**Work instructions:** Transcribe the material in full, exactly as written.

**Stored data:**
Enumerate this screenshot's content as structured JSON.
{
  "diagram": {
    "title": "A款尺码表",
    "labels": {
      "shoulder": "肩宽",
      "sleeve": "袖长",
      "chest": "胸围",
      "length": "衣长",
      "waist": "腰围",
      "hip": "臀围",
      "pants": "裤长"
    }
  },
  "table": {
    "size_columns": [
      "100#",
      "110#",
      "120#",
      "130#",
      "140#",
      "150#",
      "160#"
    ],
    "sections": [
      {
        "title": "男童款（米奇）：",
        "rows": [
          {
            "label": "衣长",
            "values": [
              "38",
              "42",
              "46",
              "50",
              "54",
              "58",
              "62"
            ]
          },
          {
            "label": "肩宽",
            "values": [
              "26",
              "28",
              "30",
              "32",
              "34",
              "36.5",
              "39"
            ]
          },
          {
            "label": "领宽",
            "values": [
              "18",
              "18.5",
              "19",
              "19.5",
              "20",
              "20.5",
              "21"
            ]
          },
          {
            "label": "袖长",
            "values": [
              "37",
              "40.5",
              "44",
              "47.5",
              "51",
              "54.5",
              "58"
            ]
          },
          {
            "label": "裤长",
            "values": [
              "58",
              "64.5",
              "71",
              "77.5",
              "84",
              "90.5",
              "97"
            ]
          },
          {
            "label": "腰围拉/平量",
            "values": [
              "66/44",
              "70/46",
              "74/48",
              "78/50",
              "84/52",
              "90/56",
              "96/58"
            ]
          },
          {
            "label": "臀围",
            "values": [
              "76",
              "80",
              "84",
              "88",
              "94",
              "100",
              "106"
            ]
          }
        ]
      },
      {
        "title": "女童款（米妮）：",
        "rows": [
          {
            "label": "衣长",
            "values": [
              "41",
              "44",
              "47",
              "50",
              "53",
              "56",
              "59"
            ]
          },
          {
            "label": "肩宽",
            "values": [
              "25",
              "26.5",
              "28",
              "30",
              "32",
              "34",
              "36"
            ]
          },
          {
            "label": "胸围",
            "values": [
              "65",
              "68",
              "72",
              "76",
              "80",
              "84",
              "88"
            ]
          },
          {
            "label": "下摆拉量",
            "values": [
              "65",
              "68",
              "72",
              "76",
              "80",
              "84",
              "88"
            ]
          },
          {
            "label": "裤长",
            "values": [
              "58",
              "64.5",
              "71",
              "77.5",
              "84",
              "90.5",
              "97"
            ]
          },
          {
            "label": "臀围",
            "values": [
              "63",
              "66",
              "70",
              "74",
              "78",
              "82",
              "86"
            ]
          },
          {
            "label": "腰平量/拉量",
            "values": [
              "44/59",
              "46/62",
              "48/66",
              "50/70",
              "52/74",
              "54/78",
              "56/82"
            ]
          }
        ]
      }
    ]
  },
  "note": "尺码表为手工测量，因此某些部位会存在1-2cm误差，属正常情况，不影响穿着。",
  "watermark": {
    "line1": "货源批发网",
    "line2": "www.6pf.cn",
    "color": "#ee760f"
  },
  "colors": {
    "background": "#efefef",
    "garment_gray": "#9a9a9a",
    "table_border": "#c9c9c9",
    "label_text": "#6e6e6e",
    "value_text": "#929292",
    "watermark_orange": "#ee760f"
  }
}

**Expected answer:**
Enumerate this screenshot's content as structured JSON.
{
  "diagram": {
    "title": "A款尺码表",
    "labels": {
      "shoulder": "肩宽",
      "sleeve": "袖长",
      "chest": "胸围",
      "length": "衣长",
      "waist": "腰围",
      "hip": "臀围",
      "pants": "裤长"
    }
  },
  "table": {
    "size_columns": [
      "100#",
      "110#",
      "120#",
      "130#",
      "140#",
      "150#",
      "160#"
    ],
    "sections": [
      {
        "title": "男童款（米奇）：",
        "rows": [
          {
            "label": "衣长",
            "values": [
              "38",
              "42",
              "46",
              "50",
              "54",
              "58",
              "62"
            ]
          },
          {
            "label": "肩宽",
            "values": [
              "26",
              "28",
              "30",
              "32",
              "34",
              "36.5",
              "39"
            ]
          },
          {
            "label": "领宽",
            "values": [
              "18",
              "18.5",
              "19",
              "19.5",
              "20",
              "20.5",
              "21"
            ]
          },
          {
            "label": "袖长",
            "values": [
              "37",
              "40.5",
              "44",
              "47.5",
              "51",
              "54.5",
              "58"
            ]
          },
          {
            "label": "裤长",
            "values": [
              "58",
              "64.5",
              "71",
              "77.5",
              "84",
              "90.5",
              "97"
            ]
          },
          {
            "label": "腰围拉/平量",
            "values": [
              "66/44",
              "70/46",
              "74/48",
              "78/50",
              "84/52",
              "90/56",
              "96/58"
            ]
          },
          {
            "label": "臀围",
            "values": [
              "76",
              "80",
              "84",
              "88",
              "94",
              "100",
              "106"
            ]
          }
        ]
      },
      {
        "title": "女童款（米妮）：",
        "rows": [
          {
            "label": "衣长",
            "values": [
              "41",
              "44",
              "47",
              "50",
              "53",
              "56",
              "59"
            ]
          },
          {
            "label": "肩宽",
            "values": [
              "25",
              "26.5",
              "28",
              "30",
              "32",
              "34",
              "36"
            ]
          },
          {
            "label": "胸围",
            "values": [
              "65",
              "68",
              "72",
              "76",
              "80",
              "84",
              "88"
            ]
          },
          {
            "label": "下摆拉量",
            "values": [
              "65",
              "68",
              "72",
              "76",
              "80",
              "84",
              "88"
            ]
          },
          {
            "label": "裤长",
            "values": [
              "58",
              "64.5",
              "71",
              "77.5",
              "84",
              "90.5",
              "97"
            ]
          },
          {
            "label": "臀围",
            "values": [
              "63",
              "66",
              "70",
              "74",
              "78",
              "82",
              "86"
            ]
          },
          {
            "label": "腰平量/拉量",
            "values": [
              "44/59",
              "46/62",
              "48/66",
              "50/70",
              "52/74",
              "54/78",
              "56/82"
            ]
          }
        ]
      }
    ]
  },
  "note": "尺码表为手工测量，因此某些部位会存在1-2cm误差，属正常情况，不影响穿着。",
  "watermark": {
    "line1": "货源批发网",
    "line2": "www.6pf.cn",
    "color": "#ee760f"
  },
  "colors": {
    "background": "#efefef",
    "garment_gray": "#9a9a9a",
    "table_border": "#c9c9c9",
    "label_text": "#6e6e6e",
    "value_text": "#929292",
    "watermark_orange": "#ee760f"
  }
}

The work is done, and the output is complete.